EXERCISE DETAILS: Reproduce every line of the data below verbatim, with no changes.

[Start of DATA FOR PROCESSING]

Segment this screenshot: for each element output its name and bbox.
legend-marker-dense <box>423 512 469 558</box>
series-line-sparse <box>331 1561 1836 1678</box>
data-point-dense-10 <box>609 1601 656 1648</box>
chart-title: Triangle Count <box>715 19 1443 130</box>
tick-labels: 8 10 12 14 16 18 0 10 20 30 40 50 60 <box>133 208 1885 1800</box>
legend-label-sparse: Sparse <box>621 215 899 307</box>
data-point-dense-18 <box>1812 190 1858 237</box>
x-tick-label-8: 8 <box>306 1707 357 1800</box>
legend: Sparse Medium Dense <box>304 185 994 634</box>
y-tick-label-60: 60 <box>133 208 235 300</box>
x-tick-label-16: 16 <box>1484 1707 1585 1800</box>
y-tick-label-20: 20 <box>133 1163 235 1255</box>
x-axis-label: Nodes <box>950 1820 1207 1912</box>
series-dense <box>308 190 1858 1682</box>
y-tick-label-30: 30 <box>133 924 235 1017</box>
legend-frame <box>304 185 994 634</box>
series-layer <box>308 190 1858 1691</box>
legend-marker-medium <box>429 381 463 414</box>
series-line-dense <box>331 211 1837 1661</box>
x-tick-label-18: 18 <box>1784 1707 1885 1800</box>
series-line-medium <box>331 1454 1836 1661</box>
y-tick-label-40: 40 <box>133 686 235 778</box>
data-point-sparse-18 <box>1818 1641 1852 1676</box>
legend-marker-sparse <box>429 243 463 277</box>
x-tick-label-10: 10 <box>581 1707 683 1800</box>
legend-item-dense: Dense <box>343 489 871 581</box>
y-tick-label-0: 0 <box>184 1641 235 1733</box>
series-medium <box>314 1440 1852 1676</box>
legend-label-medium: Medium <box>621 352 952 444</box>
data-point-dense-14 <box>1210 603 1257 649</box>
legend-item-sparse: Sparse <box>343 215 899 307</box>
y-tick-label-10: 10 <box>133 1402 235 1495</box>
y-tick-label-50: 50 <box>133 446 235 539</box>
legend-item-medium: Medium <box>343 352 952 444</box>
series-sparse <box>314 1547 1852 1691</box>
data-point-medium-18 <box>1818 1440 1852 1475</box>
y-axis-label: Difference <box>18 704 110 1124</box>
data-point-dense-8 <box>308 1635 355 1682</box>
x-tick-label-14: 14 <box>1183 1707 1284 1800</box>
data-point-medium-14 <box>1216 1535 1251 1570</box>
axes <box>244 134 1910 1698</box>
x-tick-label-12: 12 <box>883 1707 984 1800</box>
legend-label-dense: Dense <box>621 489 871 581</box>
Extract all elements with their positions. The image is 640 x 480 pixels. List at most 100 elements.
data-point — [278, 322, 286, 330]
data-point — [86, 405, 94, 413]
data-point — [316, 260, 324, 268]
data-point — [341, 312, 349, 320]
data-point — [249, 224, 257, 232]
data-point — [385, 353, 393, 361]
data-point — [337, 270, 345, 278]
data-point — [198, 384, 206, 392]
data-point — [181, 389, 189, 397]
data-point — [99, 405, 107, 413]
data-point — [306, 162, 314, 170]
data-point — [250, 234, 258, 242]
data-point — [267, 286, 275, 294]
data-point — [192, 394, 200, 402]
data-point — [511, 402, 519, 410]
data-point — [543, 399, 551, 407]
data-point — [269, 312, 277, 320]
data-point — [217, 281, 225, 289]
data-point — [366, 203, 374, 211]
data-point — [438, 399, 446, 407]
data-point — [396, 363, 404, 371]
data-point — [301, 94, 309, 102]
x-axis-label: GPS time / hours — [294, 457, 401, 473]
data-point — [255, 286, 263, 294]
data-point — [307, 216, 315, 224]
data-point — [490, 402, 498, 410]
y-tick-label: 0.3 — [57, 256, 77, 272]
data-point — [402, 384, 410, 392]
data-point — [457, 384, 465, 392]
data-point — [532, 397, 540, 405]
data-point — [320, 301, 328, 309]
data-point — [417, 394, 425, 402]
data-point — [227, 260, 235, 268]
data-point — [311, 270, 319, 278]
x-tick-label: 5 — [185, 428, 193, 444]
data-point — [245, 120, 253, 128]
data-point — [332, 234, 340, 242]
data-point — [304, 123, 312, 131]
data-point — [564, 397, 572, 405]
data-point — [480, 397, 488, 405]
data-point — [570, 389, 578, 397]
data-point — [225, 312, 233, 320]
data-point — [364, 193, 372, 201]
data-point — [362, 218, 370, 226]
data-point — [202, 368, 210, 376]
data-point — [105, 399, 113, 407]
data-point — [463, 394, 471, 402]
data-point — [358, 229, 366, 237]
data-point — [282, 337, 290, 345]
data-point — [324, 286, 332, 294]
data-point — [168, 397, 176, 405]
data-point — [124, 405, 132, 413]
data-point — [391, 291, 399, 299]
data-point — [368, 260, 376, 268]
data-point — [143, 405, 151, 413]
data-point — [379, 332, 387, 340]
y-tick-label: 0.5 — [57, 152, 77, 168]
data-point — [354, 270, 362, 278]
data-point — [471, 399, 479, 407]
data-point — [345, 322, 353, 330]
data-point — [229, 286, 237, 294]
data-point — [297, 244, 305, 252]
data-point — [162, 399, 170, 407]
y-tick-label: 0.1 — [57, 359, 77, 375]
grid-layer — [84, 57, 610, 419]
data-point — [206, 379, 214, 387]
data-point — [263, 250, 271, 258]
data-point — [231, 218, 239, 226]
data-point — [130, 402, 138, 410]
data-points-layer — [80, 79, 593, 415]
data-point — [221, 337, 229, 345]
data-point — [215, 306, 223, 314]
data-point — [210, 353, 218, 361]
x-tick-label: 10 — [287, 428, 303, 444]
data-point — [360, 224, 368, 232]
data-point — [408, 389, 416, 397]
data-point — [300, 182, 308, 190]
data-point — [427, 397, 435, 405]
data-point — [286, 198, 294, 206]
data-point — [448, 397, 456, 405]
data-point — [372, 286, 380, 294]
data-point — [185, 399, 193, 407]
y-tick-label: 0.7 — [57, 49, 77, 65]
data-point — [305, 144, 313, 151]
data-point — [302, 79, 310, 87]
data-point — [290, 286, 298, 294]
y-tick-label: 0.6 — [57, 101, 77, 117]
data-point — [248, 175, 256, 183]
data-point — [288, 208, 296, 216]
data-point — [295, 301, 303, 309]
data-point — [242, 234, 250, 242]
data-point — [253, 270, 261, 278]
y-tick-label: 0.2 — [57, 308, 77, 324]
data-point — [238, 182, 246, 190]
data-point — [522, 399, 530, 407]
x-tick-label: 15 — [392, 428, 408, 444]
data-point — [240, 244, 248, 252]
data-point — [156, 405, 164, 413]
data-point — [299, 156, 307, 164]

[End of DATA FOR PROCESSING]

ANSWER TO THIS PROBLEM:
Segment this screenshot: for each element output its name and bbox.
legend-marker-dense <box>423 512 469 558</box>
series-line-sparse <box>331 1561 1836 1678</box>
data-point-dense-10 <box>609 1601 656 1648</box>
chart-title: Triangle Count <box>715 19 1443 130</box>
tick-labels: 8 10 12 14 16 18 0 10 20 30 40 50 60 <box>133 208 1885 1800</box>
legend-label-sparse: Sparse <box>621 215 899 307</box>
data-point-dense-18 <box>1812 190 1858 237</box>
x-tick-label-8: 8 <box>306 1707 357 1800</box>
legend: Sparse Medium Dense <box>304 185 994 634</box>
y-tick-label-60: 60 <box>133 208 235 300</box>
x-tick-label-16: 16 <box>1484 1707 1585 1800</box>
y-tick-label-20: 20 <box>133 1163 235 1255</box>
x-axis-label: Nodes <box>950 1820 1207 1912</box>
series-dense <box>308 190 1858 1682</box>
y-tick-label-30: 30 <box>133 924 235 1017</box>
legend-frame <box>304 185 994 634</box>
series-layer <box>308 190 1858 1691</box>
legend-marker-medium <box>429 381 463 414</box>
series-line-dense <box>331 211 1837 1661</box>
x-tick-label-18: 18 <box>1784 1707 1885 1800</box>
series-line-medium <box>331 1454 1836 1661</box>
y-tick-label-40: 40 <box>133 686 235 778</box>
data-point-sparse-18 <box>1818 1641 1852 1676</box>
legend-marker-sparse <box>429 243 463 277</box>
x-tick-label-10: 10 <box>581 1707 683 1800</box>
legend-item-dense: Dense <box>343 489 871 581</box>
y-tick-label-0: 0 <box>184 1641 235 1733</box>
series-medium <box>314 1440 1852 1676</box>
legend-label-medium: Medium <box>621 352 952 444</box>
data-point-dense-14 <box>1210 603 1257 649</box>
legend-item-sparse: Sparse <box>343 215 899 307</box>
y-tick-label-10: 10 <box>133 1402 235 1495</box>
y-tick-label-50: 50 <box>133 446 235 539</box>
legend-item-medium: Medium <box>343 352 952 444</box>
series-sparse <box>314 1547 1852 1691</box>
data-point-medium-18 <box>1818 1440 1852 1475</box>
y-axis-label: Difference <box>18 704 110 1124</box>
data-point-dense-8 <box>308 1635 355 1682</box>
x-tick-label-14: 14 <box>1183 1707 1284 1800</box>
data-point-medium-14 <box>1216 1535 1251 1570</box>
axes <box>244 134 1910 1698</box>
x-tick-label-12: 12 <box>883 1707 984 1800</box>
legend-label-dense: Dense <box>621 489 871 581</box>
Extract all elements with their positions. The image is 640 x 480 pixels. List at most 100 elements.
data-point — [278, 322, 286, 330]
data-point — [86, 405, 94, 413]
data-point — [316, 260, 324, 268]
data-point — [341, 312, 349, 320]
data-point — [249, 224, 257, 232]
data-point — [385, 353, 393, 361]
data-point — [337, 270, 345, 278]
data-point — [198, 384, 206, 392]
data-point — [181, 389, 189, 397]
data-point — [99, 405, 107, 413]
data-point — [306, 162, 314, 170]
data-point — [250, 234, 258, 242]
data-point — [267, 286, 275, 294]
data-point — [192, 394, 200, 402]
data-point — [511, 402, 519, 410]
data-point — [543, 399, 551, 407]
data-point — [269, 312, 277, 320]
data-point — [217, 281, 225, 289]
data-point — [366, 203, 374, 211]
data-point — [438, 399, 446, 407]
data-point — [396, 363, 404, 371]
data-point — [301, 94, 309, 102]
x-axis-label: GPS time / hours — [294, 457, 401, 473]
data-point — [255, 286, 263, 294]
data-point — [307, 216, 315, 224]
data-point — [490, 402, 498, 410]
y-tick-label: 0.3 — [57, 256, 77, 272]
data-point — [402, 384, 410, 392]
data-point — [457, 384, 465, 392]
data-point — [532, 397, 540, 405]
data-point — [320, 301, 328, 309]
data-point — [417, 394, 425, 402]
data-point — [227, 260, 235, 268]
data-point — [311, 270, 319, 278]
x-tick-label: 5 — [185, 428, 193, 444]
data-point — [245, 120, 253, 128]
data-point — [332, 234, 340, 242]
data-point — [304, 123, 312, 131]
data-point — [564, 397, 572, 405]
data-point — [480, 397, 488, 405]
data-point — [570, 389, 578, 397]
data-point — [225, 312, 233, 320]
data-point — [364, 193, 372, 201]
data-point — [362, 218, 370, 226]
data-point — [202, 368, 210, 376]
data-point — [105, 399, 113, 407]
data-point — [463, 394, 471, 402]
data-point — [358, 229, 366, 237]
data-point — [282, 337, 290, 345]
data-point — [324, 286, 332, 294]
data-point — [168, 397, 176, 405]
data-point — [124, 405, 132, 413]
data-point — [391, 291, 399, 299]
data-point — [368, 260, 376, 268]
data-point — [143, 405, 151, 413]
data-point — [379, 332, 387, 340]
y-tick-label: 0.5 — [57, 152, 77, 168]
data-point — [354, 270, 362, 278]
data-point — [471, 399, 479, 407]
data-point — [345, 322, 353, 330]
data-point — [229, 286, 237, 294]
data-point — [297, 244, 305, 252]
data-point — [162, 399, 170, 407]
y-tick-label: 0.1 — [57, 359, 77, 375]
grid-layer — [84, 57, 610, 419]
data-point — [206, 379, 214, 387]
data-point — [263, 250, 271, 258]
data-point — [231, 218, 239, 226]
data-point — [130, 402, 138, 410]
data-points-layer — [80, 79, 593, 415]
data-point — [221, 337, 229, 345]
data-point — [215, 306, 223, 314]
data-point — [210, 353, 218, 361]
x-tick-label: 10 — [287, 428, 303, 444]
data-point — [360, 224, 368, 232]
data-point — [408, 389, 416, 397]
data-point — [300, 182, 308, 190]
data-point — [427, 397, 435, 405]
data-point — [286, 198, 294, 206]
data-point — [448, 397, 456, 405]
data-point — [372, 286, 380, 294]
data-point — [185, 399, 193, 407]
y-tick-label: 0.7 — [57, 49, 77, 65]
data-point — [305, 144, 313, 151]
data-point — [302, 79, 310, 87]
data-point — [290, 286, 298, 294]
y-tick-label: 0.6 — [57, 101, 77, 117]
data-point — [248, 175, 256, 183]
data-point — [288, 208, 296, 216]
data-point — [295, 301, 303, 309]
data-point — [242, 234, 250, 242]
data-point — [253, 270, 261, 278]
y-tick-label: 0.2 — [57, 308, 77, 324]
data-point — [238, 182, 246, 190]
data-point — [522, 399, 530, 407]
x-tick-label: 15 — [392, 428, 408, 444]
data-point — [240, 244, 248, 252]
data-point — [156, 405, 164, 413]
data-point — [299, 156, 307, 164]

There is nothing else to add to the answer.